> [Request]:
Transcribe all of the material below word for word and leave out its pictures.

Stored records
________________________________________
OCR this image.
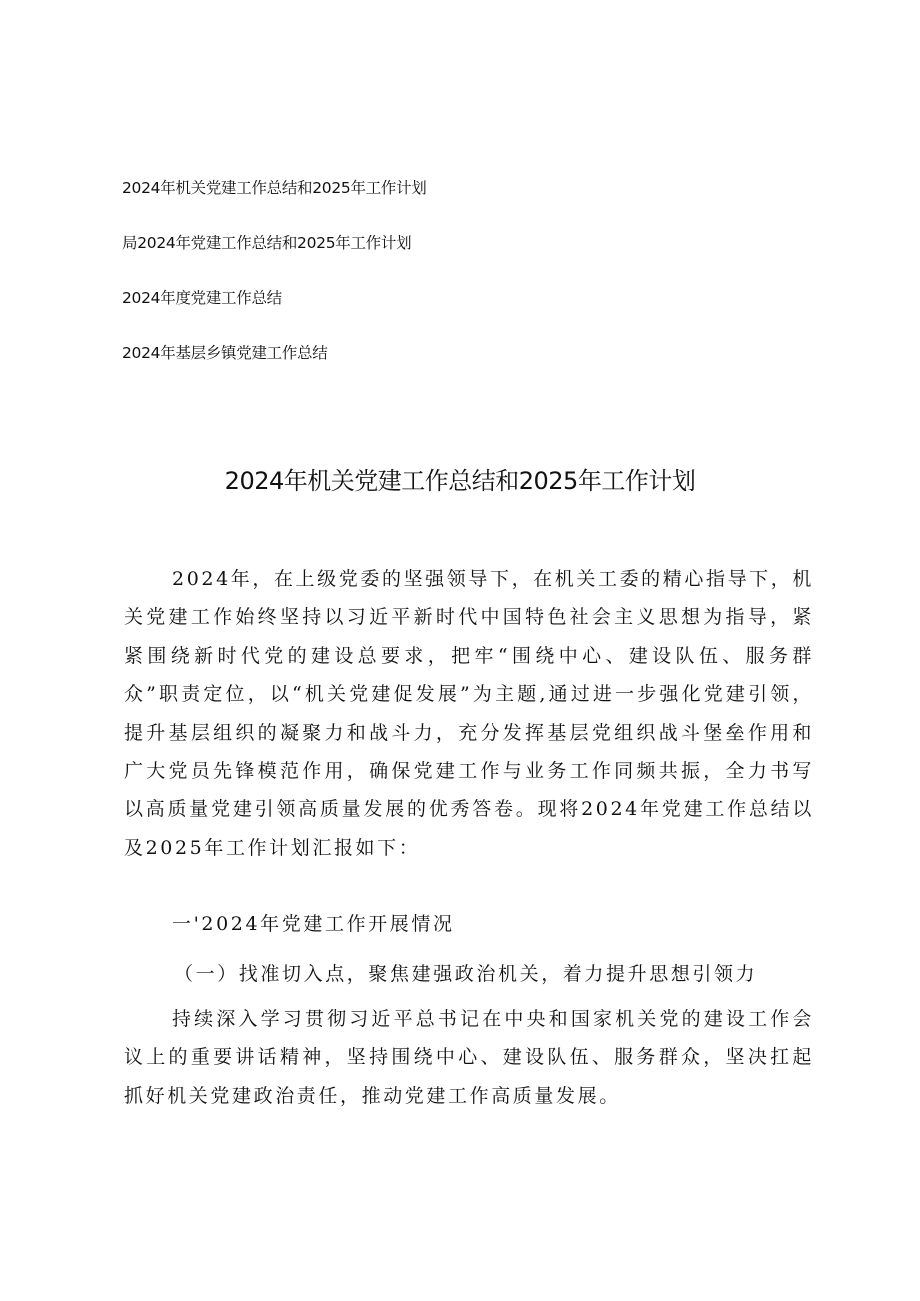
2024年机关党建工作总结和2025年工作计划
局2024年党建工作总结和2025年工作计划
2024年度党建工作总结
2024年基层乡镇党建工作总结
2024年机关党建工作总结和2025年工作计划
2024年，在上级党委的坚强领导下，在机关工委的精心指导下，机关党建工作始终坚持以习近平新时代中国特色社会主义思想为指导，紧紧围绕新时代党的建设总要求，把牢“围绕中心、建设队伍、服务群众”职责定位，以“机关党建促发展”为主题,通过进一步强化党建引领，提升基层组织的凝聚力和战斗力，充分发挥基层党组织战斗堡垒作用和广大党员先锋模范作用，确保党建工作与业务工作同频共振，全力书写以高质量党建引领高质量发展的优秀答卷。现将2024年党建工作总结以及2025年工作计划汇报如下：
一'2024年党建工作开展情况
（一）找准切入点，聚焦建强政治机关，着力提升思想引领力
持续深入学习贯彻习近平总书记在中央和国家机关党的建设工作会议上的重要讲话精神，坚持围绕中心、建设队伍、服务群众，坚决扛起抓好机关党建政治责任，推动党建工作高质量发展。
________________________________________
> [Solution]:
OCR this image.
2024年机关党建工作总结和2025年工作计划
局2024年党建工作总结和2025年工作计划
2024年度党建工作总结
2024年基层乡镇党建工作总结
2024年机关党建工作总结和2025年工作计划
2024年，在上级党委的坚强领导下，在机关工委的精心指导下，机关党建工作始终坚持以习近平新时代中国特色社会主义思想为指导，紧紧围绕新时代党的建设总要求，把牢“围绕中心、建设队伍、服务群众”职责定位，以“机关党建促发展”为主题,通过进一步强化党建引领，提升基层组织的凝聚力和战斗力，充分发挥基层党组织战斗堡垒作用和广大党员先锋模范作用，确保党建工作与业务工作同频共振，全力书写以高质量党建引领高质量发展的优秀答卷。现将2024年党建工作总结以及2025年工作计划汇报如下：
一'2024年党建工作开展情况
（一）找准切入点，聚焦建强政治机关，着力提升思想引领力
持续深入学习贯彻习近平总书记在中央和国家机关党的建设工作会议上的重要讲话精神，坚持围绕中心、建设队伍、服务群众，坚决扛起抓好机关党建政治责任，推动党建工作高质量发展。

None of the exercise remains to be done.